- Task to complete: Read the records below and copy each line that contains "title".

- Provided material:
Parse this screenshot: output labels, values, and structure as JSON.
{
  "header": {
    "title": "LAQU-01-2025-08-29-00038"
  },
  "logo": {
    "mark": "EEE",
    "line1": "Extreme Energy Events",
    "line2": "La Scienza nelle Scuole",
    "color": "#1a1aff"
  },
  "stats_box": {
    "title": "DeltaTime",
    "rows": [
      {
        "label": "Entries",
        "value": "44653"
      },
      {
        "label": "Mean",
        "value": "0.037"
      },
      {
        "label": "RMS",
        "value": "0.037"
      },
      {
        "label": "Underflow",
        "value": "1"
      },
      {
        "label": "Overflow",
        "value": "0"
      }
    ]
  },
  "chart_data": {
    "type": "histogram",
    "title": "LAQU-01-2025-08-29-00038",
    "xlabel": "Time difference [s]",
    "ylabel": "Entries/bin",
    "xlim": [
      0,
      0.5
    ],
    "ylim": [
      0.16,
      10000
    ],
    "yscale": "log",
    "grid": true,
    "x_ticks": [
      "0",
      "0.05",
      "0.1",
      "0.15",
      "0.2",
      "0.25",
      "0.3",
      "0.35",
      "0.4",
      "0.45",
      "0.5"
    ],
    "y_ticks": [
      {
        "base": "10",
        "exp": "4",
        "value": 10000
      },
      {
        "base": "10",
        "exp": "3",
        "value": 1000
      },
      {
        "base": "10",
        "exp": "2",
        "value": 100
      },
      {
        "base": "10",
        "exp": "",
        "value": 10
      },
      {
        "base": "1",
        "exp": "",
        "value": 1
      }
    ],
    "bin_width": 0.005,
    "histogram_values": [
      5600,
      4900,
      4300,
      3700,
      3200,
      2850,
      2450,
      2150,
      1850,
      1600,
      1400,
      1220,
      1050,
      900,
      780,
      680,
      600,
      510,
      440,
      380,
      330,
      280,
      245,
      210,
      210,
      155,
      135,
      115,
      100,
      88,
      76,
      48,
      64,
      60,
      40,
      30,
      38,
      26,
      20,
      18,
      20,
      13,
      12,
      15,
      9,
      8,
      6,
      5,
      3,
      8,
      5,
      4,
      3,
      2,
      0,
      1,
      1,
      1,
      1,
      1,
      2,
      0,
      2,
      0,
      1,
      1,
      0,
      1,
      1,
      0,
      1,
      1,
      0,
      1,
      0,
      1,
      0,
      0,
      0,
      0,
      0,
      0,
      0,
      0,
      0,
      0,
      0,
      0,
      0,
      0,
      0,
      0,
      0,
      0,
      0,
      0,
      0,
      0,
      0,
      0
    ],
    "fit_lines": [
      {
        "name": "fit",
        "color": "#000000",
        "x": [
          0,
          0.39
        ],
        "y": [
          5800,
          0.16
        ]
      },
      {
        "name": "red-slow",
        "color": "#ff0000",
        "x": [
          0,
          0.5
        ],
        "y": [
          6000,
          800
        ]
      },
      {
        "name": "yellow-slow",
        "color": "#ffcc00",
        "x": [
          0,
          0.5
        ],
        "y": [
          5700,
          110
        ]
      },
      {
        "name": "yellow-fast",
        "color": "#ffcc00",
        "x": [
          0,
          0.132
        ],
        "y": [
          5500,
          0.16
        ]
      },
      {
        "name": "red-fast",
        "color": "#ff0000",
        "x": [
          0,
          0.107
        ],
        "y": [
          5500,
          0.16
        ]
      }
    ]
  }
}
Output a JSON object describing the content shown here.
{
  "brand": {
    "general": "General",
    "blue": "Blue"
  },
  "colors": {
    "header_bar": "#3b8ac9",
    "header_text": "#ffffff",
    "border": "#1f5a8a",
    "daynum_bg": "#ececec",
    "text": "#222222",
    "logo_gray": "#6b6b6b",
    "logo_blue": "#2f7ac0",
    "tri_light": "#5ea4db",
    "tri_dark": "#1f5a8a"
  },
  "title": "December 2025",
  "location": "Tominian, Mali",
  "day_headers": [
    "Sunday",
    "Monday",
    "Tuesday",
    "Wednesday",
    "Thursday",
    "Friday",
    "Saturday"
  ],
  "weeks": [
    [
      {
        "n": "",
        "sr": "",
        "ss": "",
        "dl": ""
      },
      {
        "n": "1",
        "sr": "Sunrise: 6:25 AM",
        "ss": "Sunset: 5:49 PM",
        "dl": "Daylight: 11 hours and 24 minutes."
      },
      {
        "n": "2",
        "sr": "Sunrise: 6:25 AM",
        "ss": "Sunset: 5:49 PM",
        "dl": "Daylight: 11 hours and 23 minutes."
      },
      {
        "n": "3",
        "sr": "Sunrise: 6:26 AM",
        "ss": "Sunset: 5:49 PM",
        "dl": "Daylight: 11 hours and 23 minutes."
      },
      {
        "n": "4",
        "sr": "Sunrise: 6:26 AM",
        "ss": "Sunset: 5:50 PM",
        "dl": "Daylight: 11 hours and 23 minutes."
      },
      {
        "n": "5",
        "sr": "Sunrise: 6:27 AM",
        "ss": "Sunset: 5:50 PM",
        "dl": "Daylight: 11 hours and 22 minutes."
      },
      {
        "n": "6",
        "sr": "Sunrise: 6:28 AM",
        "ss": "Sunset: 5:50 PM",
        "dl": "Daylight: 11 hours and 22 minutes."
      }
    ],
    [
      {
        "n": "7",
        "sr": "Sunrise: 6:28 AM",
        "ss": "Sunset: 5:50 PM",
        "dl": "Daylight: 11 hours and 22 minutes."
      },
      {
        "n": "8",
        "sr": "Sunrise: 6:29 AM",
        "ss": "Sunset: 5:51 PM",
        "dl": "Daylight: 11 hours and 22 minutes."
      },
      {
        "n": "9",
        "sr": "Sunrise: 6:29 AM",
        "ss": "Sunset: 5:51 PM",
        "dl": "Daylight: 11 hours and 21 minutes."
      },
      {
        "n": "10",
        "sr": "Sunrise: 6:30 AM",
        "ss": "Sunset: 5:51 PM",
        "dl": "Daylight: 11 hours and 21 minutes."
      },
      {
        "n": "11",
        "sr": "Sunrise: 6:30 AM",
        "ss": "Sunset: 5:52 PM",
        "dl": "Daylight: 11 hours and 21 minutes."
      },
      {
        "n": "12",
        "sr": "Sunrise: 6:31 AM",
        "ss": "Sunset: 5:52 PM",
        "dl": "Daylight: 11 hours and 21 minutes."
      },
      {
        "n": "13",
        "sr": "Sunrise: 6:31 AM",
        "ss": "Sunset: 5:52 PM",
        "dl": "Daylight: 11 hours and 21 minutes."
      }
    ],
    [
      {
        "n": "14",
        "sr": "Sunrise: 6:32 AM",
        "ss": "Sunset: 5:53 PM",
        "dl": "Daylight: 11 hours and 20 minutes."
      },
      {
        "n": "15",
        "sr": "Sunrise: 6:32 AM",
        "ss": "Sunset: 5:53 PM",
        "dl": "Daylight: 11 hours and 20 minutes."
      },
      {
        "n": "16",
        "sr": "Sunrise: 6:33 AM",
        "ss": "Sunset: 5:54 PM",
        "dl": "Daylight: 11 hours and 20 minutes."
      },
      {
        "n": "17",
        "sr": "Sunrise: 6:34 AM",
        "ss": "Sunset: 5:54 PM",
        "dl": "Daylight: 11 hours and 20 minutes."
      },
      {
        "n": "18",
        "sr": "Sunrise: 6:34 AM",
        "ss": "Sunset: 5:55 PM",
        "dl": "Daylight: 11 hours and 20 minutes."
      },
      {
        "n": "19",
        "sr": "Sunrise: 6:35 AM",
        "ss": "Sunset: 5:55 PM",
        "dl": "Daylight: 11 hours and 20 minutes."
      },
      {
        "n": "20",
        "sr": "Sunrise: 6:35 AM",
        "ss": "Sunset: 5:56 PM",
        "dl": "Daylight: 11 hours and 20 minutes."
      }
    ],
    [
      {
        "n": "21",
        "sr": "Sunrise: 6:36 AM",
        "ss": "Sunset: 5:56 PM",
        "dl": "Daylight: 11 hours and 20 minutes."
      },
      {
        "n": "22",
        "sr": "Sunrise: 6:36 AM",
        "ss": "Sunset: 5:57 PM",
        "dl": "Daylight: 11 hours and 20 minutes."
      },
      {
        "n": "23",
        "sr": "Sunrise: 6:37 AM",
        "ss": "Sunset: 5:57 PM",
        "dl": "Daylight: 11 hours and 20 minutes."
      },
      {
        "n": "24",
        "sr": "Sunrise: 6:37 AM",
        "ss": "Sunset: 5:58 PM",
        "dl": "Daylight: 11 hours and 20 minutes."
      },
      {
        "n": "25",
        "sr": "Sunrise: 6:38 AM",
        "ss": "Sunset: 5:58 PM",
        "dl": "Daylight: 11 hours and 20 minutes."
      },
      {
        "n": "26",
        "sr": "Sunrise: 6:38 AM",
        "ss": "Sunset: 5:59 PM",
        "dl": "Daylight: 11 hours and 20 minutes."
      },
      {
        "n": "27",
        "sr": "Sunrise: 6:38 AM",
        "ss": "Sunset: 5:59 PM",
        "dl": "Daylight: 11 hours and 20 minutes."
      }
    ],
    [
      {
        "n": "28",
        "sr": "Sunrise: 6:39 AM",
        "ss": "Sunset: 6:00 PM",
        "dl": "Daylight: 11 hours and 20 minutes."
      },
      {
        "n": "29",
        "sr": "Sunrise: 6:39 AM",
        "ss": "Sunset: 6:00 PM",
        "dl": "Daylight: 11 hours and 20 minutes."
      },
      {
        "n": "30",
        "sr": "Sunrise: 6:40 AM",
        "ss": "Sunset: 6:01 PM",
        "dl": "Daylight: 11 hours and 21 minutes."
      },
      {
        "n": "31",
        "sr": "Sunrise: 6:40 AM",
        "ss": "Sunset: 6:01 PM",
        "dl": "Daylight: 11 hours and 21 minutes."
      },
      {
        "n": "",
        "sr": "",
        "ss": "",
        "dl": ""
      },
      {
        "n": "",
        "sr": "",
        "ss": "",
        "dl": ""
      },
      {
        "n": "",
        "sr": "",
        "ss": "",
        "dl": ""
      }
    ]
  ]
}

- Written answer:
    "title": "LAQU-01-2025-08-29-00038"
    "title": "DeltaTime",
    "title": "LAQU-01-2025-08-29-00038",
  "title": "December 2025",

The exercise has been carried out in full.